▸ **Work to do**
Return each line containing the string "normalized".

▸ **Dataset rows**
** start **

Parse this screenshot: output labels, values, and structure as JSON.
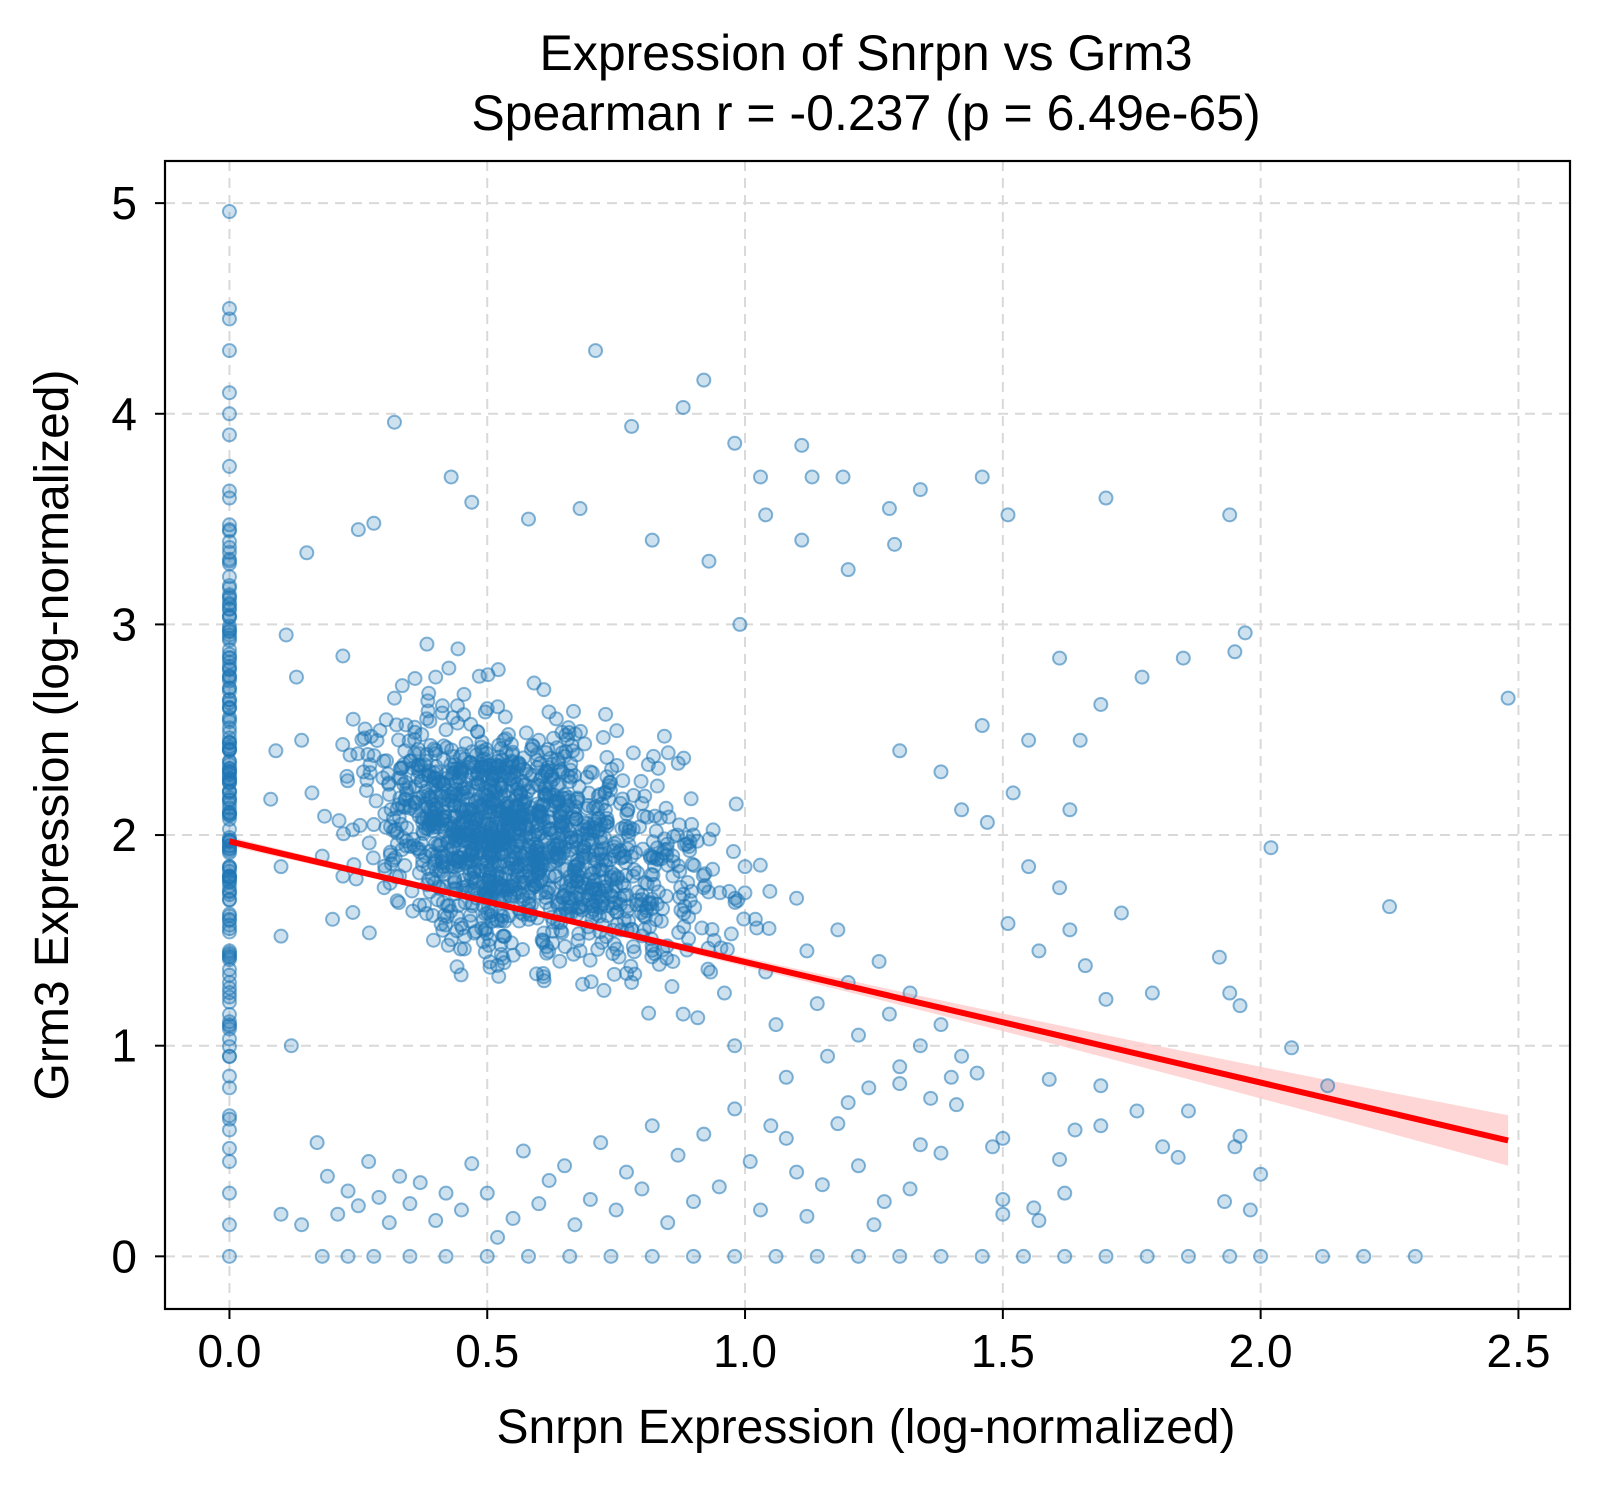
{
  "chart_data": {
    "type": "scatter",
    "title": "Expression of Snrpn vs Grm3",
    "subtitle": "Spearman r = -0.237 (p = 6.49e-65)",
    "xlabel": "Snrpn Expression (log-normalized)",
    "ylabel": "Grm3 Expression (log-normalized)",
    "xlim": [
      -0.125,
      2.6
    ],
    "ylim": [
      -0.25,
      5.2
    ],
    "xticks": [
      0.0,
      0.5,
      1.0,
      1.5,
      2.0,
      2.5
    ],
    "xtick_labels": [
      "0.0",
      "0.5",
      "1.0",
      "1.5",
      "2.0",
      "2.5"
    ],
    "yticks": [
      0,
      1,
      2,
      3,
      4,
      5
    ],
    "ytick_labels": [
      "0",
      "1",
      "2",
      "3",
      "4",
      "5"
    ],
    "grid": true,
    "colors": {
      "points": "#1f77b4",
      "regression": "#ff0000",
      "ci_band": "#ffcccc"
    },
    "regression": {
      "x": [
        0.0,
        2.48
      ],
      "y": [
        1.97,
        0.55
      ],
      "ci_at_end": [
        0.44,
        0.68
      ]
    },
    "series": [
      {
        "values": [
          [
            0,
            4.96
          ],
          [
            0,
            4.5
          ],
          [
            0,
            4.45
          ],
          [
            0,
            4.3
          ],
          [
            0,
            4.1
          ],
          [
            0,
            4.0
          ],
          [
            0,
            3.9
          ],
          [
            0,
            3.75
          ],
          [
            0,
            3.6
          ],
          [
            0,
            3.45
          ],
          [
            0,
            3.3
          ],
          [
            0,
            3.1
          ],
          [
            0,
            2.95
          ],
          [
            0,
            2.8
          ],
          [
            0,
            2.6
          ],
          [
            0,
            2.4
          ],
          [
            0,
            2.25
          ],
          [
            0,
            2.1
          ],
          [
            0,
            1.95
          ],
          [
            0,
            1.8
          ],
          [
            0,
            1.6
          ],
          [
            0,
            1.45
          ],
          [
            0,
            1.3
          ],
          [
            0,
            1.1
          ],
          [
            0,
            0.95
          ],
          [
            0,
            0.8
          ],
          [
            0,
            0.6
          ],
          [
            0,
            0.45
          ],
          [
            0,
            0.3
          ],
          [
            0,
            0.15
          ],
          [
            0,
            0.0
          ],
          [
            0.71,
            4.3
          ],
          [
            0.92,
            4.16
          ],
          [
            0.32,
            3.96
          ],
          [
            0.78,
            3.94
          ],
          [
            0.88,
            4.03
          ],
          [
            0.98,
            3.86
          ],
          [
            1.11,
            3.85
          ],
          [
            0.43,
            3.7
          ],
          [
            1.03,
            3.7
          ],
          [
            1.13,
            3.7
          ],
          [
            1.19,
            3.7
          ],
          [
            1.46,
            3.7
          ],
          [
            1.34,
            3.64
          ],
          [
            1.7,
            3.6
          ],
          [
            0.47,
            3.58
          ],
          [
            0.68,
            3.55
          ],
          [
            1.28,
            3.55
          ],
          [
            1.04,
            3.52
          ],
          [
            1.51,
            3.52
          ],
          [
            1.94,
            3.52
          ],
          [
            0.25,
            3.45
          ],
          [
            0.28,
            3.48
          ],
          [
            0.58,
            3.5
          ],
          [
            0.82,
            3.4
          ],
          [
            1.11,
            3.4
          ],
          [
            1.29,
            3.38
          ],
          [
            0.15,
            3.34
          ],
          [
            0.93,
            3.3
          ],
          [
            1.2,
            3.26
          ],
          [
            0.99,
            3.0
          ],
          [
            1.61,
            2.84
          ],
          [
            1.85,
            2.84
          ],
          [
            1.77,
            2.75
          ],
          [
            1.69,
            2.62
          ],
          [
            1.95,
            2.87
          ],
          [
            1.97,
            2.96
          ],
          [
            2.48,
            2.65
          ],
          [
            1.55,
            2.45
          ],
          [
            1.65,
            2.45
          ],
          [
            1.46,
            2.52
          ],
          [
            1.3,
            2.4
          ],
          [
            1.38,
            2.3
          ],
          [
            1.52,
            2.2
          ],
          [
            1.63,
            2.12
          ],
          [
            1.42,
            2.12
          ],
          [
            1.47,
            2.06
          ],
          [
            1.55,
            1.85
          ],
          [
            1.61,
            1.75
          ],
          [
            1.73,
            1.63
          ],
          [
            1.51,
            1.58
          ],
          [
            1.57,
            1.45
          ],
          [
            1.63,
            1.55
          ],
          [
            1.66,
            1.38
          ],
          [
            1.7,
            1.22
          ],
          [
            1.79,
            1.25
          ],
          [
            1.92,
            1.42
          ],
          [
            1.94,
            1.25
          ],
          [
            1.96,
            1.19
          ],
          [
            2.02,
            1.94
          ],
          [
            2.25,
            1.66
          ],
          [
            2.06,
            0.99
          ],
          [
            2.13,
            0.81
          ],
          [
            1.76,
            0.69
          ],
          [
            1.86,
            0.69
          ],
          [
            1.81,
            0.52
          ],
          [
            1.84,
            0.47
          ],
          [
            1.95,
            0.52
          ],
          [
            1.96,
            0.57
          ],
          [
            1.93,
            0.26
          ],
          [
            2.0,
            0.39
          ],
          [
            1.98,
            0.22
          ],
          [
            1.69,
            0.81
          ],
          [
            1.69,
            0.62
          ],
          [
            1.64,
            0.6
          ],
          [
            1.62,
            0.3
          ],
          [
            1.61,
            0.46
          ],
          [
            1.59,
            0.84
          ],
          [
            1.56,
            0.23
          ],
          [
            1.57,
            0.17
          ],
          [
            1.5,
            0.56
          ],
          [
            1.5,
            0.27
          ],
          [
            1.5,
            0.2
          ],
          [
            1.48,
            0.52
          ],
          [
            1.45,
            0.87
          ],
          [
            1.42,
            0.95
          ],
          [
            1.41,
            0.72
          ],
          [
            1.38,
            0.49
          ],
          [
            1.34,
            0.53
          ],
          [
            1.32,
            0.32
          ],
          [
            1.3,
            0.82
          ],
          [
            1.27,
            0.26
          ],
          [
            1.25,
            0.15
          ],
          [
            1.22,
            0.43
          ],
          [
            1.2,
            0.73
          ],
          [
            1.18,
            0.63
          ],
          [
            1.15,
            0.34
          ],
          [
            1.12,
            0.19
          ],
          [
            1.1,
            0.4
          ],
          [
            1.08,
            0.56
          ],
          [
            1.05,
            0.62
          ],
          [
            1.03,
            0.22
          ],
          [
            1.01,
            0.45
          ],
          [
            0.98,
            0.7
          ],
          [
            0.95,
            0.33
          ],
          [
            0.92,
            0.58
          ],
          [
            0.9,
            0.26
          ],
          [
            0.87,
            0.48
          ],
          [
            0.85,
            0.16
          ],
          [
            0.82,
            0.62
          ],
          [
            0.8,
            0.32
          ],
          [
            0.77,
            0.4
          ],
          [
            0.75,
            0.22
          ],
          [
            0.72,
            0.54
          ],
          [
            0.7,
            0.27
          ],
          [
            0.67,
            0.15
          ],
          [
            0.65,
            0.43
          ],
          [
            0.62,
            0.36
          ],
          [
            0.6,
            0.25
          ],
          [
            0.57,
            0.5
          ],
          [
            0.55,
            0.18
          ],
          [
            0.52,
            0.09
          ],
          [
            0.5,
            0.3
          ],
          [
            0.47,
            0.44
          ],
          [
            0.45,
            0.22
          ],
          [
            0.42,
            0.3
          ],
          [
            0.4,
            0.17
          ],
          [
            0.37,
            0.35
          ],
          [
            0.35,
            0.25
          ],
          [
            0.33,
            0.38
          ],
          [
            0.31,
            0.16
          ],
          [
            0.29,
            0.28
          ],
          [
            0.27,
            0.45
          ],
          [
            0.25,
            0.24
          ],
          [
            0.23,
            0.31
          ],
          [
            0.21,
            0.2
          ],
          [
            0.19,
            0.38
          ],
          [
            0.17,
            0.54
          ],
          [
            0.14,
            0.15
          ],
          [
            0.1,
            0.2
          ],
          [
            0.12,
            1.0
          ],
          [
            0.1,
            1.52
          ],
          [
            0.1,
            1.85
          ],
          [
            0.09,
            2.4
          ],
          [
            0.08,
            2.17
          ],
          [
            0.11,
            2.95
          ],
          [
            0.13,
            2.75
          ],
          [
            0.14,
            2.45
          ],
          [
            0.16,
            2.2
          ],
          [
            0.18,
            1.9
          ],
          [
            0.2,
            1.6
          ],
          [
            0.22,
            2.85
          ],
          [
            0.24,
            2.55
          ],
          [
            0.26,
            2.3
          ],
          [
            0.28,
            2.05
          ],
          [
            0.3,
            1.75
          ],
          [
            0.32,
            2.65
          ],
          [
            0.34,
            2.4
          ],
          [
            0.36,
            2.15
          ],
          [
            0.38,
            1.9
          ],
          [
            0.4,
            2.75
          ],
          [
            0.42,
            2.5
          ],
          [
            0.44,
            2.25
          ],
          [
            0.46,
            2.0
          ],
          [
            0.48,
            1.7
          ],
          [
            0.5,
            2.6
          ],
          [
            0.52,
            2.35
          ],
          [
            0.54,
            2.1
          ],
          [
            0.56,
            1.85
          ],
          [
            0.58,
            1.6
          ],
          [
            0.6,
            2.45
          ],
          [
            0.62,
            2.2
          ],
          [
            0.64,
            1.95
          ],
          [
            0.66,
            1.7
          ],
          [
            0.68,
            1.45
          ],
          [
            0.7,
            2.3
          ],
          [
            0.72,
            2.05
          ],
          [
            0.74,
            1.8
          ],
          [
            0.76,
            1.55
          ],
          [
            0.78,
            1.3
          ],
          [
            0.8,
            2.15
          ],
          [
            0.82,
            1.9
          ],
          [
            0.84,
            1.65
          ],
          [
            0.86,
            1.4
          ],
          [
            0.88,
            1.15
          ],
          [
            0.9,
            2.0
          ],
          [
            0.92,
            1.75
          ],
          [
            0.94,
            1.5
          ],
          [
            0.96,
            1.25
          ],
          [
            0.98,
            1.0
          ],
          [
            1.0,
            1.85
          ],
          [
            1.02,
            1.6
          ],
          [
            1.04,
            1.35
          ],
          [
            1.06,
            1.1
          ],
          [
            1.08,
            0.85
          ],
          [
            1.1,
            1.7
          ],
          [
            1.12,
            1.45
          ],
          [
            1.14,
            1.2
          ],
          [
            1.16,
            0.95
          ],
          [
            1.18,
            1.55
          ],
          [
            1.2,
            1.3
          ],
          [
            1.22,
            1.05
          ],
          [
            1.24,
            0.8
          ],
          [
            1.26,
            1.4
          ],
          [
            1.28,
            1.15
          ],
          [
            1.3,
            0.9
          ],
          [
            1.32,
            1.25
          ],
          [
            1.34,
            1.0
          ],
          [
            1.36,
            0.75
          ],
          [
            1.38,
            1.1
          ],
          [
            1.4,
            0.85
          ],
          [
            0.18,
            0.0
          ],
          [
            0.23,
            0.0
          ],
          [
            0.28,
            0.0
          ],
          [
            0.35,
            0.0
          ],
          [
            0.42,
            0.0
          ],
          [
            0.5,
            0.0
          ],
          [
            0.58,
            0.0
          ],
          [
            0.66,
            0.0
          ],
          [
            0.74,
            0.0
          ],
          [
            0.82,
            0.0
          ],
          [
            0.9,
            0.0
          ],
          [
            0.98,
            0.0
          ],
          [
            1.06,
            0.0
          ],
          [
            1.14,
            0.0
          ],
          [
            1.22,
            0.0
          ],
          [
            1.3,
            0.0
          ],
          [
            1.38,
            0.0
          ],
          [
            1.46,
            0.0
          ],
          [
            1.54,
            0.0
          ],
          [
            1.62,
            0.0
          ],
          [
            1.7,
            0.0
          ],
          [
            1.78,
            0.0
          ],
          [
            1.86,
            0.0
          ],
          [
            1.94,
            0.0
          ],
          [
            2.0,
            0.0
          ],
          [
            2.12,
            0.0
          ],
          [
            2.2,
            0.0
          ],
          [
            2.3,
            0.0
          ]
        ]
      }
    ]
  }
}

** end **

▸ **Reply**
    "xlabel": "Snrpn Expression (log-normalized)",
    "ylabel": "Grm3 Expression (log-normalized)",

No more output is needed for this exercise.